◆ Your objective ◆
Would you transcribe the whole listing exactly, minus its pictures?

◆ Supplied records ◆

══════════════════════════════

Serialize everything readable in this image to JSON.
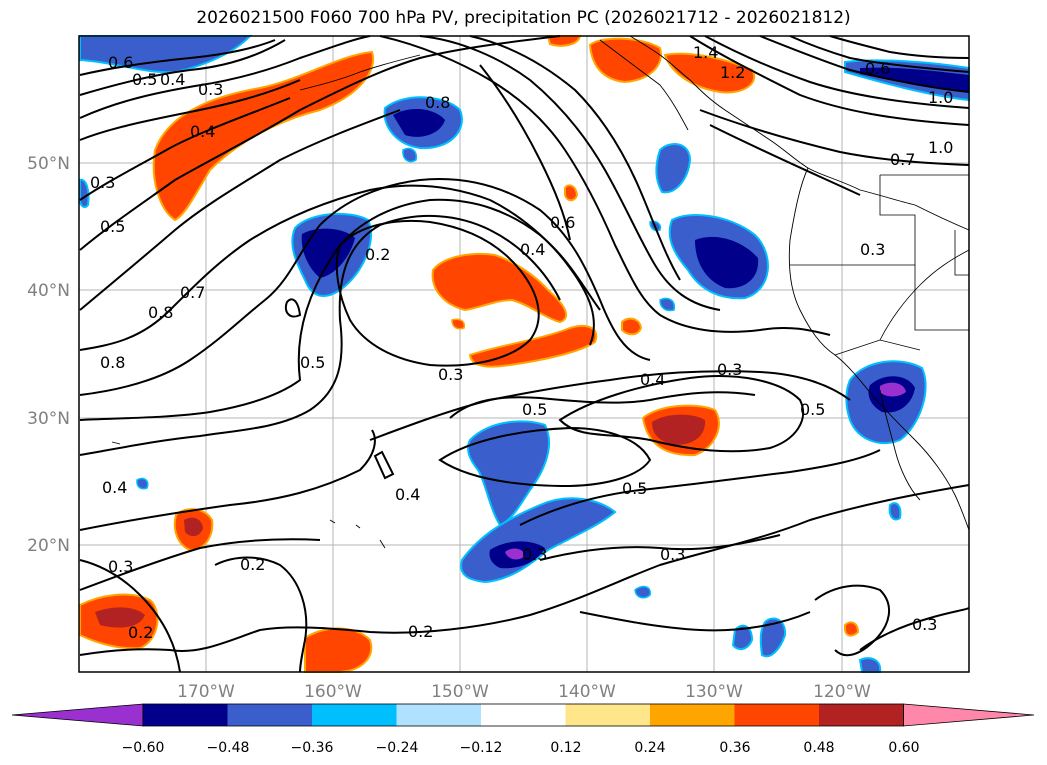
{
  "title": "2026021500 F060 700 hPa PV, precipitation PC (2026021712 - 2026021812)",
  "latitude_labels": [
    "50°N",
    "40°N",
    "30°N",
    "20°N"
  ],
  "longitude_labels": [
    "170°W",
    "160°W",
    "150°W",
    "140°W",
    "130°W",
    "120°W"
  ],
  "contour_labels": [
    "0.6",
    "0.5",
    "0.4",
    "0.3",
    "0.4",
    "0.8",
    "1.4",
    "1.2",
    "0.6",
    "1.0",
    "1.0",
    "0.7",
    "0.3",
    "0.5",
    "0.2",
    "0.4",
    "0.6",
    "0.8",
    "0.7",
    "0.8",
    "0.3",
    "0.5",
    "0.4",
    "0.3",
    "0.5",
    "0.3",
    "0.5",
    "0.4",
    "0.5",
    "0.2",
    "0.3",
    "0.3",
    "0.2",
    "0.2",
    "0.3",
    "0.4",
    "0.3"
  ],
  "colorbar": {
    "ticks": [
      "−0.60",
      "−0.48",
      "−0.36",
      "−0.24",
      "−0.12",
      "0.12",
      "0.24",
      "0.36",
      "0.48",
      "0.60"
    ],
    "colors": [
      "#9b30d0",
      "#00008b",
      "#3a5fcd",
      "#00bfff",
      "#b0e2ff",
      "#ffffff",
      "#ffe68a",
      "#ffa500",
      "#ff4500",
      "#b22222",
      "#ff88aa"
    ]
  },
  "style": {
    "negative_strong": "#00008b",
    "negative_mid": "#3a5fcd",
    "negative_light": "#00bfff",
    "positive_mid": "#ff4500",
    "positive_strong": "#b22222",
    "positive_light": "#ffa500"
  }
}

══════════════════════════════

◆ Completed task ◆
Serialize everything readable in this image to JSON.
{
  "title": "2026021500 F060 700 hPa PV, precipitation PC (2026021712 - 2026021812)",
  "latitude_labels": [
    "50°N",
    "40°N",
    "30°N",
    "20°N"
  ],
  "longitude_labels": [
    "170°W",
    "160°W",
    "150°W",
    "140°W",
    "130°W",
    "120°W"
  ],
  "contour_labels": [
    "0.6",
    "0.5",
    "0.4",
    "0.3",
    "0.4",
    "0.8",
    "1.4",
    "1.2",
    "0.6",
    "1.0",
    "1.0",
    "0.7",
    "0.3",
    "0.5",
    "0.2",
    "0.4",
    "0.6",
    "0.8",
    "0.7",
    "0.8",
    "0.3",
    "0.5",
    "0.4",
    "0.3",
    "0.5",
    "0.3",
    "0.5",
    "0.4",
    "0.5",
    "0.2",
    "0.3",
    "0.3",
    "0.2",
    "0.2",
    "0.3",
    "0.4",
    "0.3"
  ],
  "colorbar": {
    "ticks": [
      "−0.60",
      "−0.48",
      "−0.36",
      "−0.24",
      "−0.12",
      "0.12",
      "0.24",
      "0.36",
      "0.48",
      "0.60"
    ],
    "colors": [
      "#9b30d0",
      "#00008b",
      "#3a5fcd",
      "#00bfff",
      "#b0e2ff",
      "#ffffff",
      "#ffe68a",
      "#ffa500",
      "#ff4500",
      "#b22222",
      "#ff88aa"
    ]
  },
  "style": {
    "negative_strong": "#00008b",
    "negative_mid": "#3a5fcd",
    "negative_light": "#00bfff",
    "positive_mid": "#ff4500",
    "positive_strong": "#b22222",
    "positive_light": "#ffa500"
  }
}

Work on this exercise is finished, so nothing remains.